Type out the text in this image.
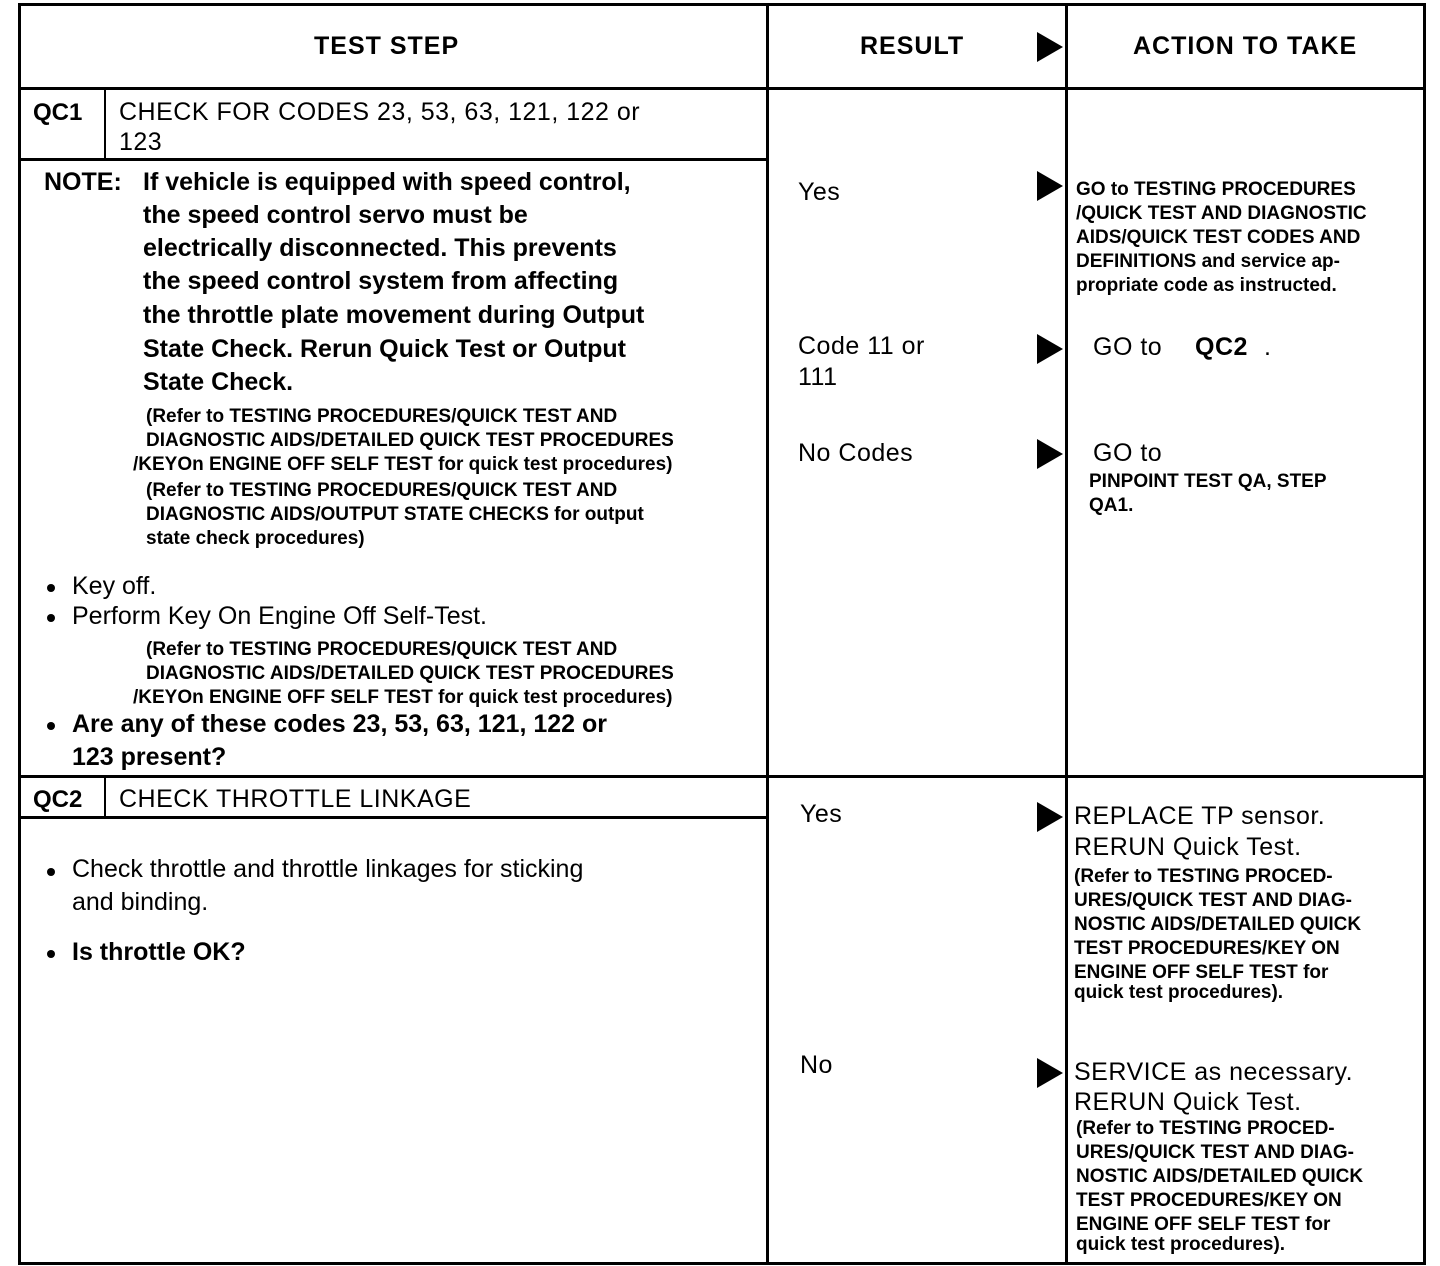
TEST STEP	RESULT	ACTION TO TAKE
QC1 CHECK FOR CODES 23, 53, 63, 121, 122 or
123
NOTE: If vehicle is equipped with speed control,
the speed control servo must be
electrically disconnected. This prevents
the speed control system from affecting
the throttle plate movement during Output
State Check. Rerun Quick Test or Output
State Check.
(Refer to TESTING PROCEDURES/QUICK TEST AND
DIAGNOSTIC AIDS/DETAILED QUICK TEST PROCEDURES
/KEYOn ENGINE OFF SELF TEST for quick test procedures)
(Refer to TESTING PROCEDURES/QUICK TEST AND
DIAGNOSTIC AIDS/OUTPUT STATE CHECKS for output
state check procedures)
Key off.
Perform Key On Engine Off Self-Test.
(Refer to TESTING PROCEDURES/QUICK TEST AND
DIAGNOSTIC AIDS/DETAILED QUICK TEST PROCEDURES
/KEYOn ENGINE OFF SELF TEST for quick test procedures)
Are any of these codes 23, 53, 63, 121, 122 or
123 present?
Yes
Code 11 or
111
No Codes
GO to TESTING PROCEDURES
/QUICK TEST AND DIAGNOSTIC
AIDS/QUICK TEST CODES AND
DEFINITIONS and service ap-
propriate code as instructed.
GO to QC2 .
GO to
PINPOINT TEST QA, STEP
QA1.
QC2 CHECK THROTTLE LINKAGE
Check throttle and throttle linkages for sticking
and binding.
Is throttle OK?
Yes
No
REPLACE TP sensor.
RERUN Quick Test.
(Refer to TESTING PROCED-
URES/QUICK TEST AND DIAG-
NOSTIC AIDS/DETAILED QUICK
TEST PROCEDURES/KEY ON
ENGINE OFF SELF TEST for
quick test procedures).
SERVICE as necessary.
RERUN Quick Test.
(Refer to TESTING PROCED-
URES/QUICK TEST AND DIAG-
NOSTIC AIDS/DETAILED QUICK
TEST PROCEDURES/KEY ON
ENGINE OFF SELF TEST for
quick test procedures).
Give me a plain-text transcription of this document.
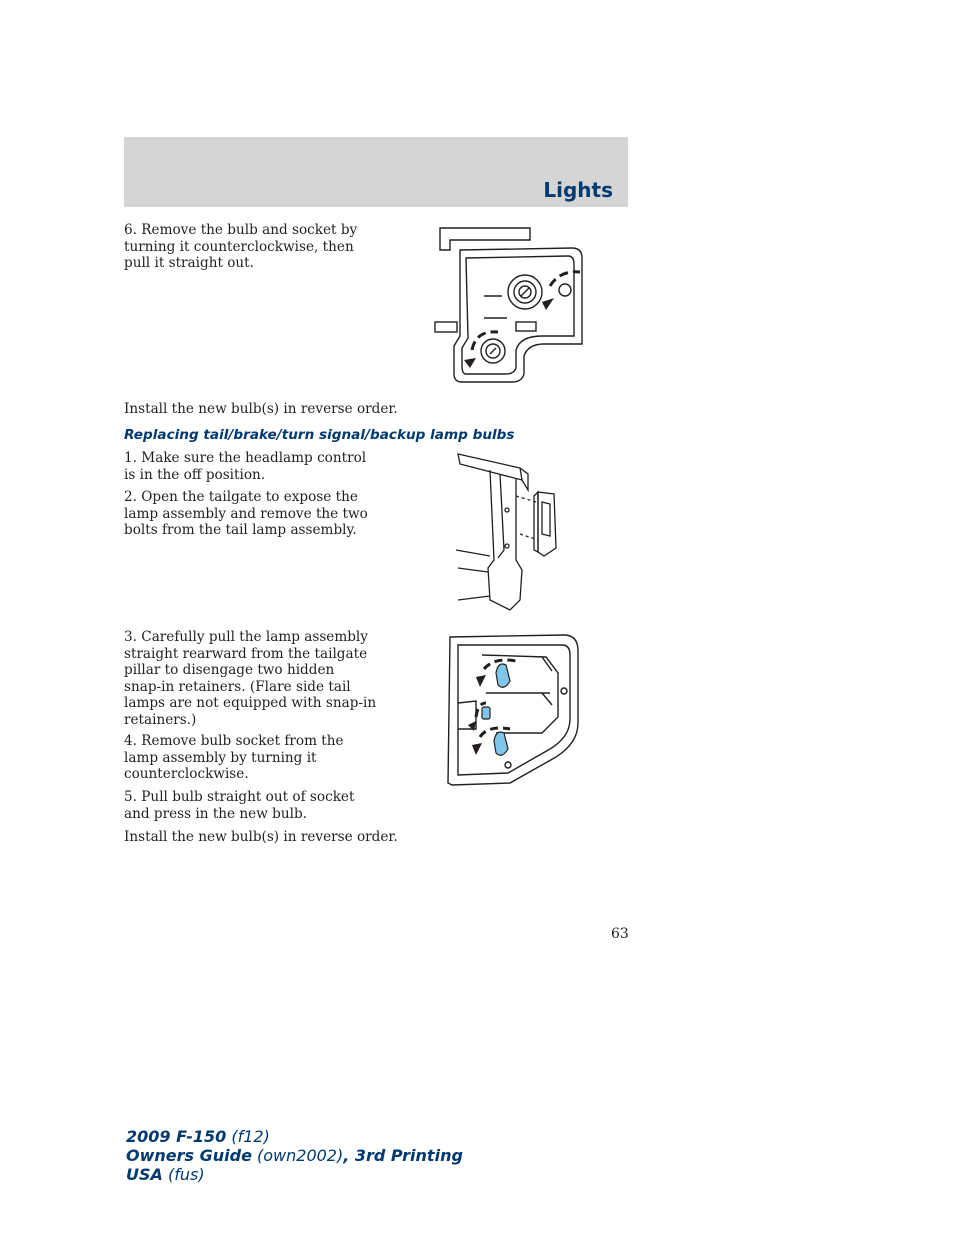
Lights
6. Remove the bulb and socket by
turning it counterclockwise, then
pull it straight out.
Install the new bulb(s) in reverse order.
Replacing tail/brake/turn signal/backup lamp bulbs
1. Make sure the headlamp control
is in the off position.
2. Open the tailgate to expose the
lamp assembly and remove the two
bolts from the tail lamp assembly.
3. Carefully pull the lamp assembly
straight rearward from the tailgate
pillar to disengage two hidden
snap-in retainers. (Flare side tail
lamps are not equipped with snap-in
retainers.)
4. Remove bulb socket from the
lamp assembly by turning it
counterclockwise.
5. Pull bulb straight out of socket
and press in the new bulb.
Install the new bulb(s) in reverse order.
63
2009 F-150 (f12)
Owners Guide (own2002), 3rd Printing
USA (fus)
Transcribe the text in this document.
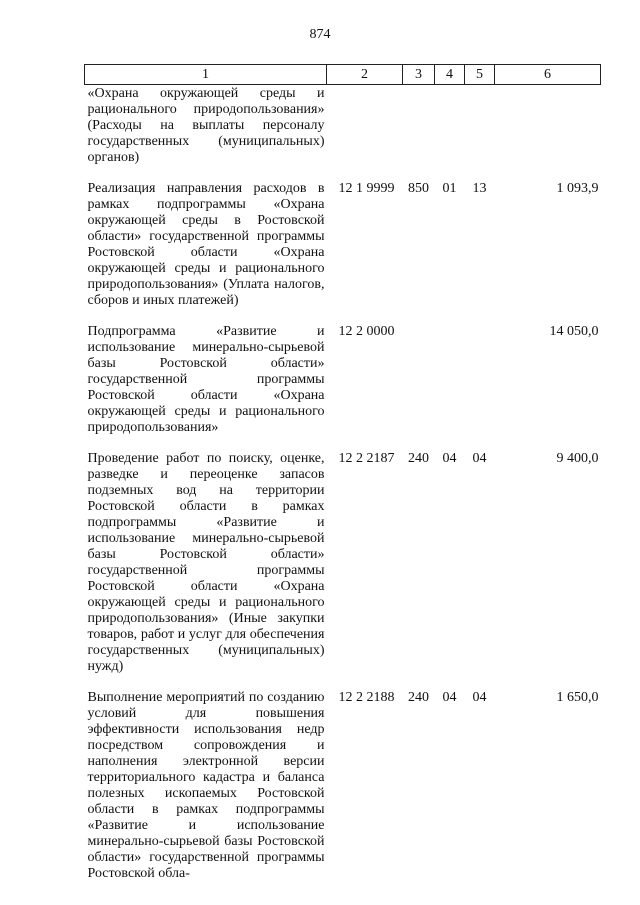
874
1	2	3	4	5	6
«Охрана окружающей среды и рационального природопользования» (Расходы на выплаты персоналу государственных (муниципальных) органов)					
Реализация направления расходов в рамках подпрограммы «Охрана окружающей среды в Ростовской области» государственной программы Ростовской области «Охрана окружающей среды и рационального природопользования» (Уплата налогов, сборов и иных платежей)	12 1 9999	850	01	13	1 093,9
Подпрограмма «Развитие и использование минерально-сырьевой базы Ростовской области» государственной программы Ростовской области «Охрана окружающей среды и рационального природопользования»	12 2 0000				14 050,0
Проведение работ по поиску, оценке, разведке и переоценке запасов подземных вод на территории Ростовской области в рамках подпрограммы «Развитие и использование минерально-сырьевой базы Ростовской области» государственной программы Ростовской области «Охрана окружающей среды и рационального природопользования» (Иные закупки товаров, работ и услуг для обеспечения государственных (муниципальных) нужд)	12 2 2187	240	04	04	9 400,0
Выполнение мероприятий по созданию условий для повышения эффективности использования недр посредством сопровождения и наполнения электронной версии территориального кадастра и баланса полезных ископаемых Ростовской области в рамках подпрограммы «Развитие и использование минерально-сырьевой базы Ростовской области» государственной программы Ростовской обла-	12 2 2188	240	04	04	1 650,0
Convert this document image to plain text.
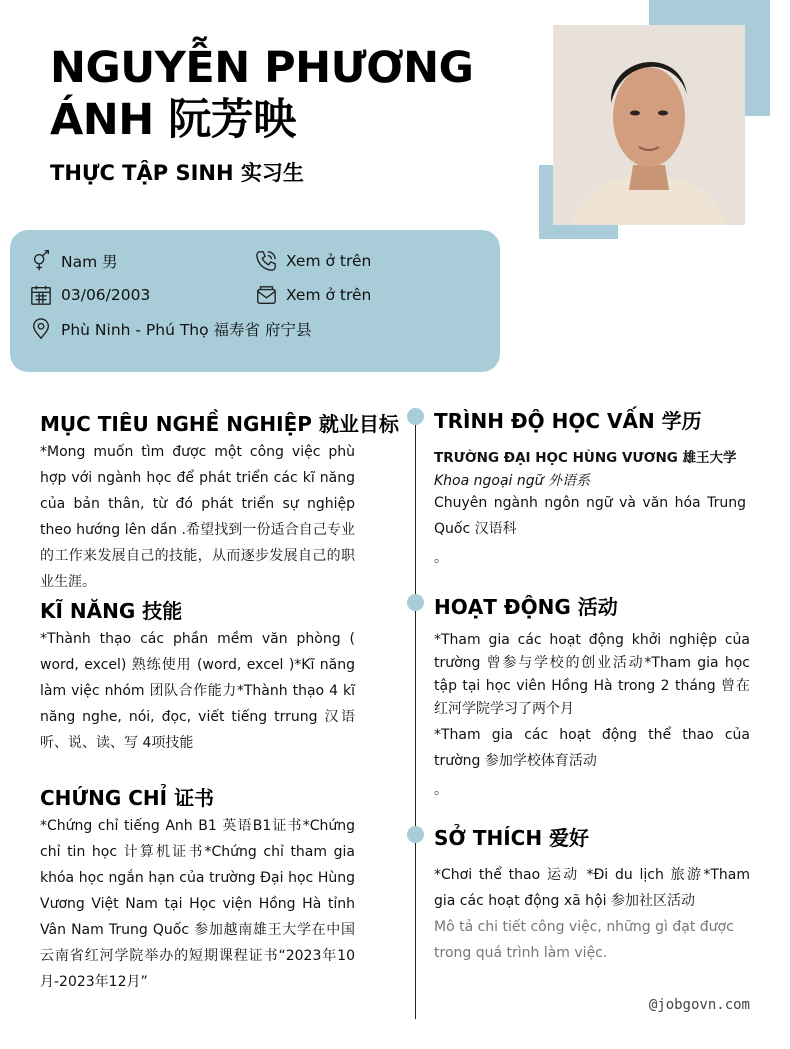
NGUYỄN PHƯƠNG
ÁNH 阮芳映
THỰC TẬP SINH 实习生
Nam 男
03/06/2003
Phù Ninh - Phú Thọ 福寿省 府宁县
Xem ở trên
Xem ở trên
MỤC TIÊU NGHỀ NGHIỆP 就业目标
*Mong muốn tìm được một công việc phù hợp với ngành học để phát triển các kĩ năng của bản thân, từ đó phát triển sự nghiệp theo hướng lên dần .希望找到一份适合自己专业的工作来发展自己的技能，从而逐步发展自己的职业生涯。
KĨ NĂNG 技能
*Thành thạo các phần mềm văn phòng ( word, excel) 熟练使用 (word, excel )*Kĩ năng làm việc nhóm 团队合作能力*Thành thạo 4 kĩ năng nghe, nói, đọc, viết tiếng trrung 汉语听、说、读、写 4项技能
CHỨNG CHỈ 证书
*Chứng chỉ tiếng Anh B1 英语B1证书*Chứng chỉ tin học 计算机证书*Chứng chỉ tham gia khóa học ngắn hạn của trường Đại học Hùng Vương Việt Nam tại Học viện Hồng Hà tỉnh Vân Nam Trung Quốc 参加越南雄王大学在中国云南省红河学院举办的短期课程证书“2023年10月-2023年12月”
TRÌNH ĐỘ HỌC VẤN 学历
TRƯỜNG ĐẠI HỌC HÙNG VƯƠNG 雄王大学
Khoa ngoại ngữ 外语系
Chuyên ngành ngôn ngữ và văn hóa Trung Quốc 汉语科
。
HOẠT ĐỘNG 活动
*Tham gia các hoạt động khởi nghiệp của trường 曾参与学校的创业活动*Tham gia học tập tại học viên Hồng Hà trong 2 tháng 曾在红河学院学习了两个月
*Tham gia các hoạt động thể thao của trường 参加学校体育活动
。
SỞ THÍCH 爱好
*Chơi thể thao 运动 *Đi du lịch 旅游*Tham gia các hoạt động xã hội 参加社区活动
Mô tả chi tiết công việc, những gì đạt được trong quá trình làm việc.
@jobgovn.com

★ ★ ★ ★

** WHAT THIS TASK INVOLVES **
Return the entries unchanged, save for the pictures, which do not belong in the copy.

** WRITTEN RESPONSE **
Type out the text in this image.
TEST STEP	RESULT	ACTION TO TAKE
QC1 CHECK FOR CODES 23, 53, 63, 121, 122 or
123
NOTE: If vehicle is equipped with speed control,
the speed control servo must be
electrically disconnected. This prevents
the speed control system from affecting
the throttle plate movement during Output
State Check. Rerun Quick Test or Output
State Check.
(Refer to TESTING PROCEDURES/QUICK TEST AND
DIAGNOSTIC AIDS/DETAILED QUICK TEST PROCEDURES
/KEYOn ENGINE OFF SELF TEST for quick test procedures)
(Refer to TESTING PROCEDURES/QUICK TEST AND
DIAGNOSTIC AIDS/OUTPUT STATE CHECKS for output
state check procedures)
Key off.
Perform Key On Engine Off Self-Test.
(Refer to TESTING PROCEDURES/QUICK TEST AND
DIAGNOSTIC AIDS/DETAILED QUICK TEST PROCEDURES
/KEYOn ENGINE OFF SELF TEST for quick test procedures)
Are any of these codes 23, 53, 63, 121, 122 or
123 present?
Yes
Code 11 or
111
No Codes
GO to TESTING PROCEDURES
/QUICK TEST AND DIAGNOSTIC
AIDS/QUICK TEST CODES AND
DEFINITIONS and service ap-
propriate code as instructed.
GO to QC2 .
GO to
PINPOINT TEST QA, STEP
QA1.
QC2 CHECK THROTTLE LINKAGE
Check throttle and throttle linkages for sticking
and binding.
Is throttle OK?
Yes
No
REPLACE TP sensor.
RERUN Quick Test.
(Refer to TESTING PROCED-
URES/QUICK TEST AND DIAG-
NOSTIC AIDS/DETAILED QUICK
TEST PROCEDURES/KEY ON
ENGINE OFF SELF TEST for
quick test procedures).
SERVICE as necessary.
RERUN Quick Test.
(Refer to TESTING PROCED-
URES/QUICK TEST AND DIAG-
NOSTIC AIDS/DETAILED QUICK
TEST PROCEDURES/KEY ON
ENGINE OFF SELF TEST for
quick test procedures).
Give me a plain-text transcription of this document.
Lights
6. Remove the bulb and socket by
turning it counterclockwise, then
pull it straight out.
Install the new bulb(s) in reverse order.
Replacing tail/brake/turn signal/backup lamp bulbs
1. Make sure the headlamp control
is in the off position.
2. Open the tailgate to expose the
lamp assembly and remove the two
bolts from the tail lamp assembly.
3. Carefully pull the lamp assembly
straight rearward from the tailgate
pillar to disengage two hidden
snap-in retainers. (Flare side tail
lamps are not equipped with snap-in
retainers.)
4. Remove bulb socket from the
lamp assembly by turning it
counterclockwise.
5. Pull bulb straight out of socket
and press in the new bulb.
Install the new bulb(s) in reverse order.
63
2009 F-150 (f12)
Owners Guide (own2002), 3rd Printing
USA (fus)
Transcribe the text in this document.
874
1	2	3	4	5	6
«Охрана окружающей среды и рационального природопользования» (Расходы на выплаты персоналу государственных (муниципальных) органов)					
Реализация направления расходов в рамках подпрограммы «Охрана окружающей среды в Ростовской области» государственной программы Ростовской области «Охрана окружающей среды и рационального природопользования» (Уплата налогов, сборов и иных платежей)	12 1 9999	850	01	13	1 093,9
Подпрограмма «Развитие и использование минерально-сырьевой базы Ростовской области» государственной программы Ростовской области «Охрана окружающей среды и рационального природопользования»	12 2 0000				14 050,0
Проведение работ по поиску, оценке, разведке и переоценке запасов подземных вод на территории Ростовской области в рамках подпрограммы «Развитие и использование минерально-сырьевой базы Ростовской области» государственной программы Ростовской области «Охрана окружающей среды и рационального природопользования» (Иные закупки товаров, работ и услуг для обеспечения государственных (муниципальных) нужд)	12 2 2187	240	04	04	9 400,0
Выполнение мероприятий по созданию условий для повышения эффективности использования недр посредством сопровождения и наполнения электронной версии территориального кадастра и баланса полезных ископаемых Ростовской области в рамках подпрограммы «Развитие и использование минерально-сырьевой базы Ростовской области» государственной программы Ростовской обла-	12 2 2188	240	04	04	1 650,0
Convert this document image to plain text.
NGUYỄN PHƯƠNG
ÁNH 阮芳映
THỰC TẬP SINH 实习生
Nam 男
03/06/2003
Phù Ninh - Phú Thọ 福寿省 府宁县
Xem ở trên
Xem ở trên
MỤC TIÊU NGHỀ NGHIỆP 就业目标
*Mong muốn tìm được một công việc phù hợp với ngành học để phát triển các kĩ năng của bản thân, từ đó phát triển sự nghiệp theo hướng lên dần .希望找到一份适合自己专业的工作来发展自己的技能，从而逐步发展自己的职业生涯。
KĨ NĂNG 技能
*Thành thạo các phần mềm văn phòng ( word, excel) 熟练使用 (word, excel )*Kĩ năng làm việc nhóm 团队合作能力*Thành thạo 4 kĩ năng nghe, nói, đọc, viết tiếng trrung 汉语听、说、读、写 4项技能
CHỨNG CHỈ 证书
*Chứng chỉ tiếng Anh B1 英语B1证书*Chứng chỉ tin học 计算机证书*Chứng chỉ tham gia khóa học ngắn hạn của trường Đại học Hùng Vương Việt Nam tại Học viện Hồng Hà tỉnh Vân Nam Trung Quốc 参加越南雄王大学在中国云南省红河学院举办的短期课程证书“2023年10月-2023年12月”
TRÌNH ĐỘ HỌC VẤN 学历
TRƯỜNG ĐẠI HỌC HÙNG VƯƠNG 雄王大学
Khoa ngoại ngữ 外语系
Chuyên ngành ngôn ngữ và văn hóa Trung Quốc 汉语科
。
HOẠT ĐỘNG 活动
*Tham gia các hoạt động khởi nghiệp của trường 曾参与学校的创业活动*Tham gia học tập tại học viên Hồng Hà trong 2 tháng 曾在红河学院学习了两个月
*Tham gia các hoạt động thể thao của trường 参加学校体育活动
。
SỞ THÍCH 爱好
*Chơi thể thao 运动 *Đi du lịch 旅游*Tham gia các hoạt động xã hội 参加社区活动
Mô tả chi tiết công việc, những gì đạt được trong quá trình làm việc.
@jobgovn.com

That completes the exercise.